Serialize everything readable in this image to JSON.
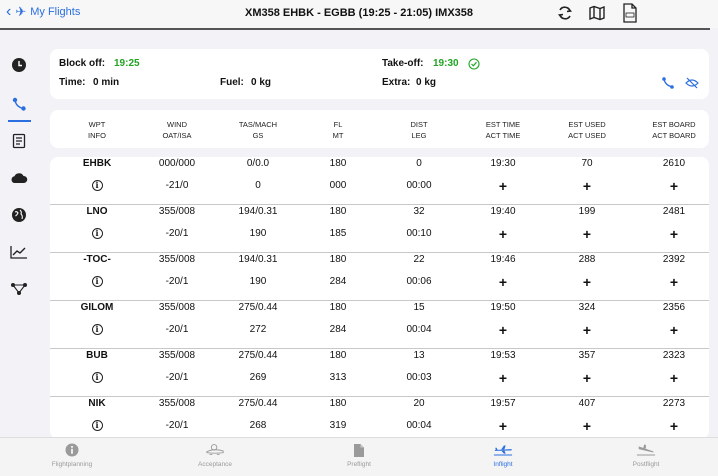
{
  "header": {
    "back_label": "My Flights",
    "title": "XM358 EHBK - EGBB (19:25 - 21:05) IMX358"
  },
  "info": {
    "block_off_label": "Block off:",
    "block_off_value": "19:25",
    "time_label": "Time:",
    "time_value": "0 min",
    "fuel_label": "Fuel:",
    "fuel_value": "0 kg",
    "takeoff_label": "Take-off:",
    "takeoff_value": "19:30",
    "extra_label": "Extra:",
    "extra_value": "0 kg"
  },
  "columns": [
    [
      "WPT",
      "INFO"
    ],
    [
      "WIND",
      "OAT/ISA"
    ],
    [
      "TAS/MACH",
      "GS"
    ],
    [
      "FL",
      "MT"
    ],
    [
      "DIST",
      "LEG"
    ],
    [
      "EST TIME",
      "ACT TIME"
    ],
    [
      "EST USED",
      "ACT USED"
    ],
    [
      "EST BOARD",
      "ACT BOARD"
    ]
  ],
  "rows": [
    {
      "wpt": "EHBK",
      "wind": "000/000",
      "oat": "-21/0",
      "tas": "0/0.0",
      "gs": "0",
      "fl": "180",
      "mt": "000",
      "dist": "0",
      "leg": "00:00",
      "est_time": "19:30",
      "est_used": "70",
      "est_board": "2610"
    },
    {
      "wpt": "LNO",
      "wind": "355/008",
      "oat": "-20/1",
      "tas": "194/0.31",
      "gs": "190",
      "fl": "180",
      "mt": "185",
      "dist": "32",
      "leg": "00:10",
      "est_time": "19:40",
      "est_used": "199",
      "est_board": "2481"
    },
    {
      "wpt": "-TOC-",
      "wind": "355/008",
      "oat": "-20/1",
      "tas": "194/0.31",
      "gs": "190",
      "fl": "180",
      "mt": "284",
      "dist": "22",
      "leg": "00:06",
      "est_time": "19:46",
      "est_used": "288",
      "est_board": "2392"
    },
    {
      "wpt": "GILOM",
      "wind": "355/008",
      "oat": "-20/1",
      "tas": "275/0.44",
      "gs": "272",
      "fl": "180",
      "mt": "284",
      "dist": "15",
      "leg": "00:04",
      "est_time": "19:50",
      "est_used": "324",
      "est_board": "2356"
    },
    {
      "wpt": "BUB",
      "wind": "355/008",
      "oat": "-20/1",
      "tas": "275/0.44",
      "gs": "269",
      "fl": "180",
      "mt": "313",
      "dist": "13",
      "leg": "00:03",
      "est_time": "19:53",
      "est_used": "357",
      "est_board": "2323"
    },
    {
      "wpt": "NIK",
      "wind": "355/008",
      "oat": "-20/1",
      "tas": "275/0.44",
      "gs": "268",
      "fl": "180",
      "mt": "319",
      "dist": "20",
      "leg": "00:04",
      "est_time": "19:57",
      "est_used": "407",
      "est_board": "2273"
    }
  ],
  "row_glyphs": {
    "info": "i",
    "plus": "+"
  },
  "tabs": [
    {
      "label": "Flightplanning",
      "icon": "info-icon"
    },
    {
      "label": "Acceptance",
      "icon": "aircraft-check-icon"
    },
    {
      "label": "Preflight",
      "icon": "document-icon"
    },
    {
      "label": "Inflight",
      "icon": "plane-icon"
    },
    {
      "label": "Postflight",
      "icon": "landing-icon"
    }
  ],
  "colors": {
    "accent": "#2b6fe0",
    "green": "#22a323"
  }
}
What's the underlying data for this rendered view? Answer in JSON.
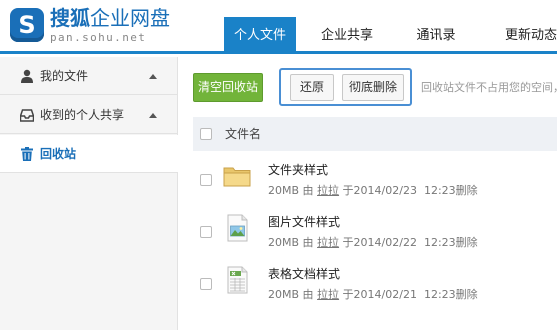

### Instructions for the task:
Omit the pictures and give the material again, exactly and in full.

### Written answer:
Serialize everything readable in this image to JSON.
{
  "header": {
    "back_label": "My Flights",
    "title": "XM358 EHBK - EGBB (19:25 - 21:05) IMX358"
  },
  "info": {
    "block_off_label": "Block off:",
    "block_off_value": "19:25",
    "time_label": "Time:",
    "time_value": "0 min",
    "fuel_label": "Fuel:",
    "fuel_value": "0 kg",
    "takeoff_label": "Take-off:",
    "takeoff_value": "19:30",
    "extra_label": "Extra:",
    "extra_value": "0 kg"
  },
  "columns": [
    [
      "WPT",
      "INFO"
    ],
    [
      "WIND",
      "OAT/ISA"
    ],
    [
      "TAS/MACH",
      "GS"
    ],
    [
      "FL",
      "MT"
    ],
    [
      "DIST",
      "LEG"
    ],
    [
      "EST TIME",
      "ACT TIME"
    ],
    [
      "EST USED",
      "ACT USED"
    ],
    [
      "EST BOARD",
      "ACT BOARD"
    ]
  ],
  "rows": [
    {
      "wpt": "EHBK",
      "wind": "000/000",
      "oat": "-21/0",
      "tas": "0/0.0",
      "gs": "0",
      "fl": "180",
      "mt": "000",
      "dist": "0",
      "leg": "00:00",
      "est_time": "19:30",
      "est_used": "70",
      "est_board": "2610"
    },
    {
      "wpt": "LNO",
      "wind": "355/008",
      "oat": "-20/1",
      "tas": "194/0.31",
      "gs": "190",
      "fl": "180",
      "mt": "185",
      "dist": "32",
      "leg": "00:10",
      "est_time": "19:40",
      "est_used": "199",
      "est_board": "2481"
    },
    {
      "wpt": "-TOC-",
      "wind": "355/008",
      "oat": "-20/1",
      "tas": "194/0.31",
      "gs": "190",
      "fl": "180",
      "mt": "284",
      "dist": "22",
      "leg": "00:06",
      "est_time": "19:46",
      "est_used": "288",
      "est_board": "2392"
    },
    {
      "wpt": "GILOM",
      "wind": "355/008",
      "oat": "-20/1",
      "tas": "275/0.44",
      "gs": "272",
      "fl": "180",
      "mt": "284",
      "dist": "15",
      "leg": "00:04",
      "est_time": "19:50",
      "est_used": "324",
      "est_board": "2356"
    },
    {
      "wpt": "BUB",
      "wind": "355/008",
      "oat": "-20/1",
      "tas": "275/0.44",
      "gs": "269",
      "fl": "180",
      "mt": "313",
      "dist": "13",
      "leg": "00:03",
      "est_time": "19:53",
      "est_used": "357",
      "est_board": "2323"
    },
    {
      "wpt": "NIK",
      "wind": "355/008",
      "oat": "-20/1",
      "tas": "275/0.44",
      "gs": "268",
      "fl": "180",
      "mt": "319",
      "dist": "20",
      "leg": "00:04",
      "est_time": "19:57",
      "est_used": "407",
      "est_board": "2273"
    }
  ],
  "row_glyphs": {
    "info": "i",
    "plus": "+"
  },
  "tabs": [
    {
      "label": "Flightplanning",
      "icon": "info-icon"
    },
    {
      "label": "Acceptance",
      "icon": "aircraft-check-icon"
    },
    {
      "label": "Preflight",
      "icon": "document-icon"
    },
    {
      "label": "Inflight",
      "icon": "plane-icon"
    },
    {
      "label": "Postflight",
      "icon": "landing-icon"
    }
  ],
  "colors": {
    "accent": "#2b6fe0",
    "green": "#22a323"
  }
}
What's the underlying data for this rendered view? Answer in JSON.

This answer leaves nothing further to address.